### Direction
Look through the material below. Copy each line that contains the string "Speedup".

Source data:
§

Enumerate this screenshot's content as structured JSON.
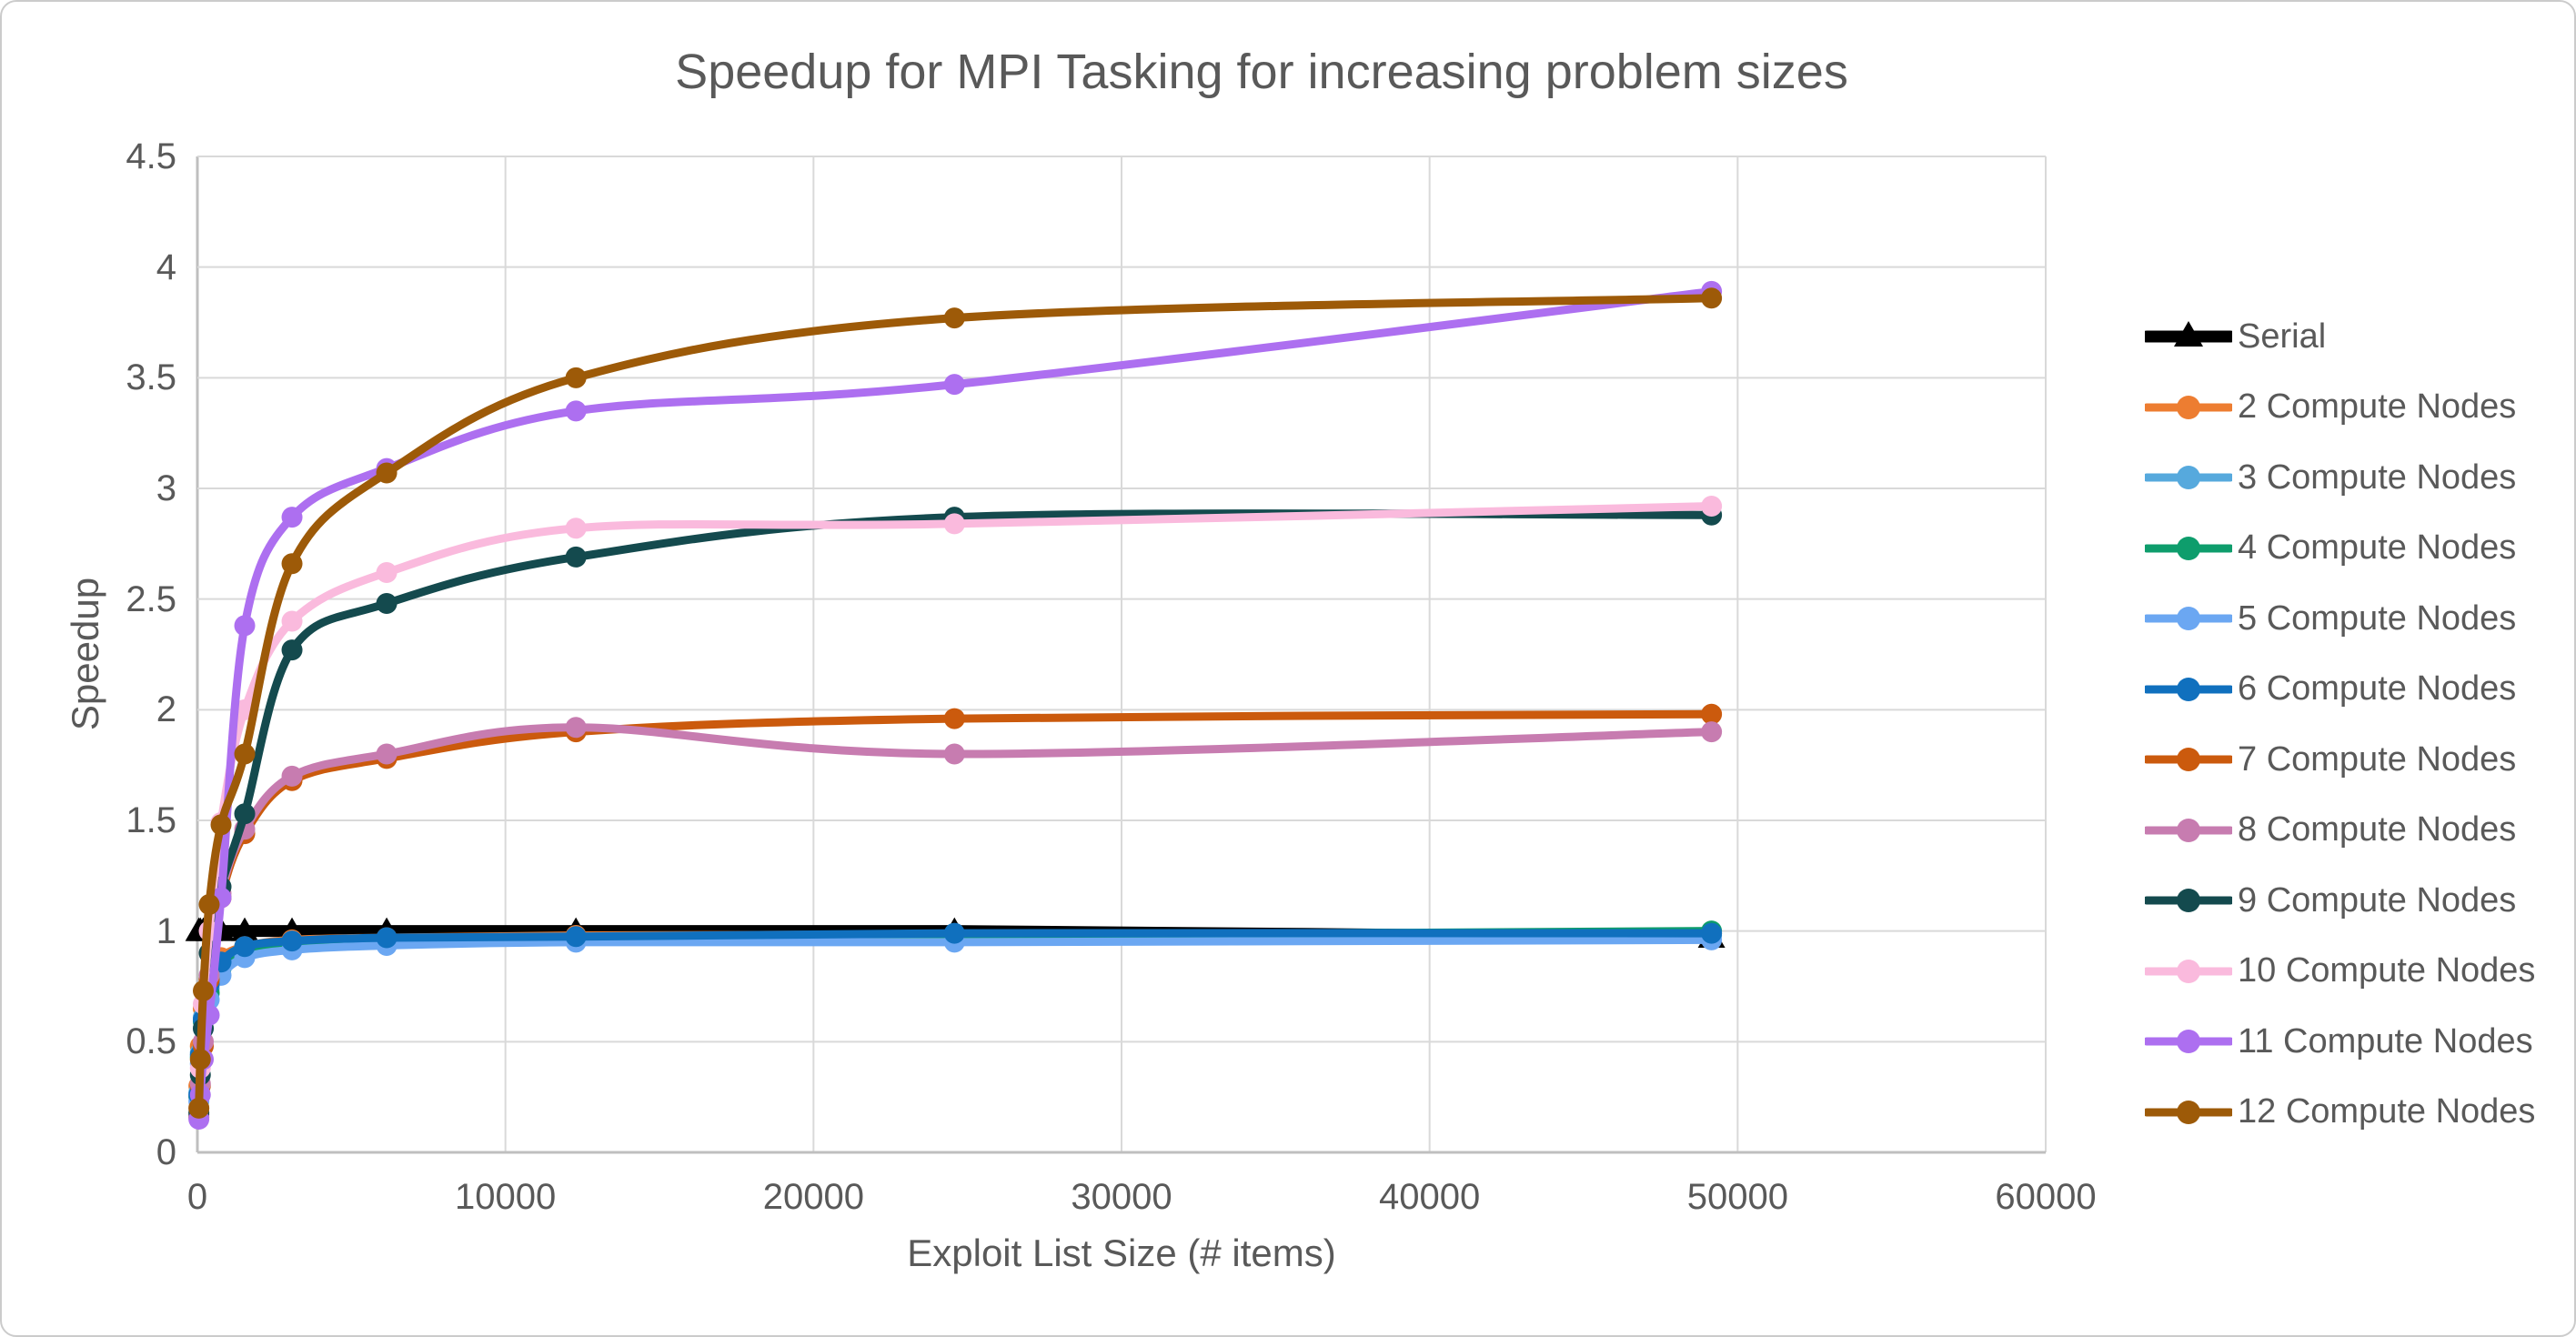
{
  "title": "Speedup for MPI Tasking for increasing problem sizes",
  "colors": {
    "text": "#595959",
    "gridline": "#d9d9d9",
    "axis_line": "#bfbfbf",
    "background": "#ffffff",
    "card_border": "#cbcbcb"
  },
  "chart_data": {
    "type": "line",
    "title": "Speedup for MPI Tasking for increasing problem sizes",
    "xlabel": "Exploit List Size (# items)",
    "ylabel": "Speedup",
    "xlim": [
      0,
      60000
    ],
    "ylim": [
      0,
      4.5
    ],
    "grid": true,
    "legend_position": "right",
    "x_ticks": [
      {
        "value": 0,
        "label": "0"
      },
      {
        "value": 10000,
        "label": "10000"
      },
      {
        "value": 20000,
        "label": "20000"
      },
      {
        "value": 30000,
        "label": "30000"
      },
      {
        "value": 40000,
        "label": "40000"
      },
      {
        "value": 50000,
        "label": "50000"
      },
      {
        "value": 60000,
        "label": "60000"
      }
    ],
    "y_ticks": [
      {
        "value": 0,
        "label": "0"
      },
      {
        "value": 0.5,
        "label": "0.5"
      },
      {
        "value": 1,
        "label": "1"
      },
      {
        "value": 1.5,
        "label": "1.5"
      },
      {
        "value": 2,
        "label": "2"
      },
      {
        "value": 2.5,
        "label": "2.5"
      },
      {
        "value": 3,
        "label": "3"
      },
      {
        "value": 3.5,
        "label": "3.5"
      },
      {
        "value": 4,
        "label": "4"
      },
      {
        "value": 4.5,
        "label": "4.5"
      }
    ],
    "x": [
      48,
      96,
      192,
      384,
      768,
      1536,
      3072,
      6144,
      12288,
      24576,
      49152
    ],
    "series": [
      {
        "name": "Serial",
        "color": "#000000",
        "marker": "triangle",
        "values": [
          1.0,
          1.0,
          1.0,
          1.0,
          1.0,
          1.0,
          1.0,
          1.0,
          1.0,
          1.0,
          0.97
        ]
      },
      {
        "name": "2 Compute Nodes",
        "color": "#ED7D31",
        "marker": "circle",
        "values": [
          0.3,
          0.48,
          0.65,
          0.78,
          0.88,
          0.93,
          0.96,
          0.97,
          0.98,
          0.985,
          0.99
        ]
      },
      {
        "name": "3 Compute Nodes",
        "color": "#56A9DD",
        "marker": "circle",
        "values": [
          0.27,
          0.45,
          0.61,
          0.74,
          0.85,
          0.91,
          0.94,
          0.955,
          0.965,
          0.975,
          0.98
        ]
      },
      {
        "name": "4 Compute Nodes",
        "color": "#0E9D6C",
        "marker": "circle",
        "values": [
          0.25,
          0.43,
          0.59,
          0.72,
          0.83,
          0.9,
          0.93,
          0.95,
          0.965,
          0.98,
          1.0
        ]
      },
      {
        "name": "5 Compute Nodes",
        "color": "#6BA7F2",
        "marker": "circle",
        "values": [
          0.23,
          0.4,
          0.56,
          0.69,
          0.8,
          0.88,
          0.915,
          0.935,
          0.95,
          0.95,
          0.96
        ]
      },
      {
        "name": "6 Compute Nodes",
        "color": "#1070BE",
        "marker": "circle",
        "values": [
          0.26,
          0.44,
          0.6,
          0.76,
          0.86,
          0.93,
          0.955,
          0.97,
          0.975,
          0.99,
          0.99
        ]
      },
      {
        "name": "7 Compute Nodes",
        "color": "#CB5A0D",
        "marker": "circle",
        "values": [
          0.16,
          0.3,
          0.48,
          0.78,
          1.15,
          1.44,
          1.68,
          1.78,
          1.9,
          1.96,
          1.98
        ]
      },
      {
        "name": "8 Compute Nodes",
        "color": "#C77CB0",
        "marker": "circle",
        "values": [
          0.17,
          0.31,
          0.5,
          0.8,
          1.17,
          1.46,
          1.7,
          1.8,
          1.92,
          1.8,
          1.9
        ]
      },
      {
        "name": "9 Compute Nodes",
        "color": "#144A4E",
        "marker": "circle",
        "values": [
          0.18,
          0.35,
          0.56,
          0.9,
          1.2,
          1.53,
          2.27,
          2.48,
          2.69,
          2.87,
          2.88
        ]
      },
      {
        "name": "10 Compute Nodes",
        "color": "#FABADD",
        "marker": "circle",
        "values": [
          0.2,
          0.38,
          0.67,
          1.0,
          1.49,
          2.0,
          2.4,
          2.62,
          2.82,
          2.84,
          2.92
        ]
      },
      {
        "name": "11 Compute Nodes",
        "color": "#AD6FF0",
        "marker": "circle",
        "values": [
          0.15,
          0.26,
          0.42,
          0.62,
          1.15,
          2.38,
          2.87,
          3.09,
          3.35,
          3.47,
          3.89
        ]
      },
      {
        "name": "12 Compute Nodes",
        "color": "#9D5A08",
        "marker": "circle",
        "values": [
          0.2,
          0.42,
          0.73,
          1.12,
          1.48,
          1.8,
          2.66,
          3.07,
          3.5,
          3.77,
          3.86
        ]
      }
    ]
  }
}
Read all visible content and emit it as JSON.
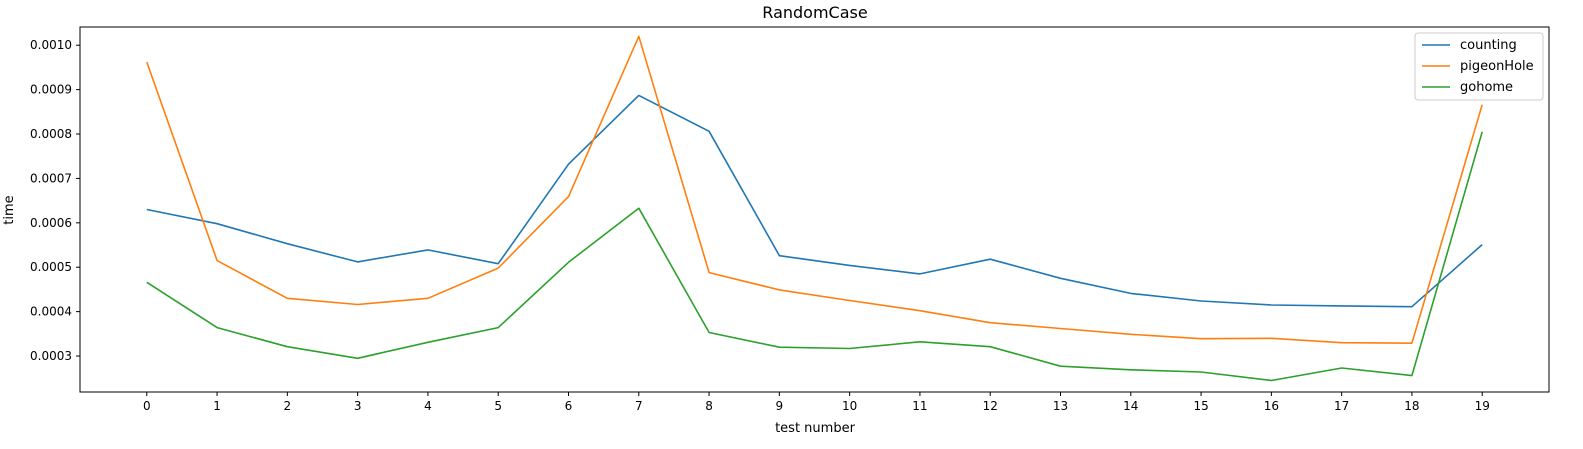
{
  "chart_data": {
    "type": "line",
    "title": "RandomCase",
    "xlabel": "test number",
    "ylabel": "time",
    "x": [
      0,
      1,
      2,
      3,
      4,
      5,
      6,
      7,
      8,
      9,
      10,
      11,
      12,
      13,
      14,
      15,
      16,
      17,
      18,
      19
    ],
    "x_ticks": [
      "0",
      "1",
      "2",
      "3",
      "4",
      "5",
      "6",
      "7",
      "8",
      "9",
      "10",
      "11",
      "12",
      "13",
      "14",
      "15",
      "16",
      "17",
      "18",
      "19"
    ],
    "y_ticks": [
      "0.0003",
      "0.0004",
      "0.0005",
      "0.0006",
      "0.0007",
      "0.0008",
      "0.0009",
      "0.0010"
    ],
    "xlim": [
      -0.95,
      19.95
    ],
    "ylim": [
      0.000219,
      0.001041
    ],
    "grid": false,
    "legend_position": "top-right",
    "series": [
      {
        "name": "counting",
        "color": "#1f77b4",
        "values": [
          0.00063,
          0.000598,
          0.000553,
          0.000512,
          0.000539,
          0.000508,
          0.000732,
          0.000887,
          0.000806,
          0.000526,
          0.000504,
          0.000485,
          0.000518,
          0.000475,
          0.000441,
          0.000424,
          0.000415,
          0.000413,
          0.000411,
          0.000551
        ]
      },
      {
        "name": "pigeonHole",
        "color": "#ff7f0e",
        "values": [
          0.000962,
          0.000515,
          0.00043,
          0.000416,
          0.00043,
          0.000498,
          0.000659,
          0.00102,
          0.000488,
          0.000449,
          0.000425,
          0.000402,
          0.000375,
          0.000362,
          0.000349,
          0.000339,
          0.00034,
          0.00033,
          0.000329,
          0.000866
        ]
      },
      {
        "name": "gohome",
        "color": "#2ca02c",
        "values": [
          0.000466,
          0.000364,
          0.000321,
          0.000295,
          0.000331,
          0.000364,
          0.000511,
          0.000633,
          0.000353,
          0.00032,
          0.000317,
          0.000332,
          0.000321,
          0.000277,
          0.000269,
          0.000264,
          0.000245,
          0.000273,
          0.000256,
          0.000805
        ]
      }
    ]
  }
}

§

### Exercise result
  "title": "Speedup for MPI Tasking for increasing problem sizes",
    "title": "Speedup for MPI Tasking for increasing problem sizes",
    "ylabel": "Speedup",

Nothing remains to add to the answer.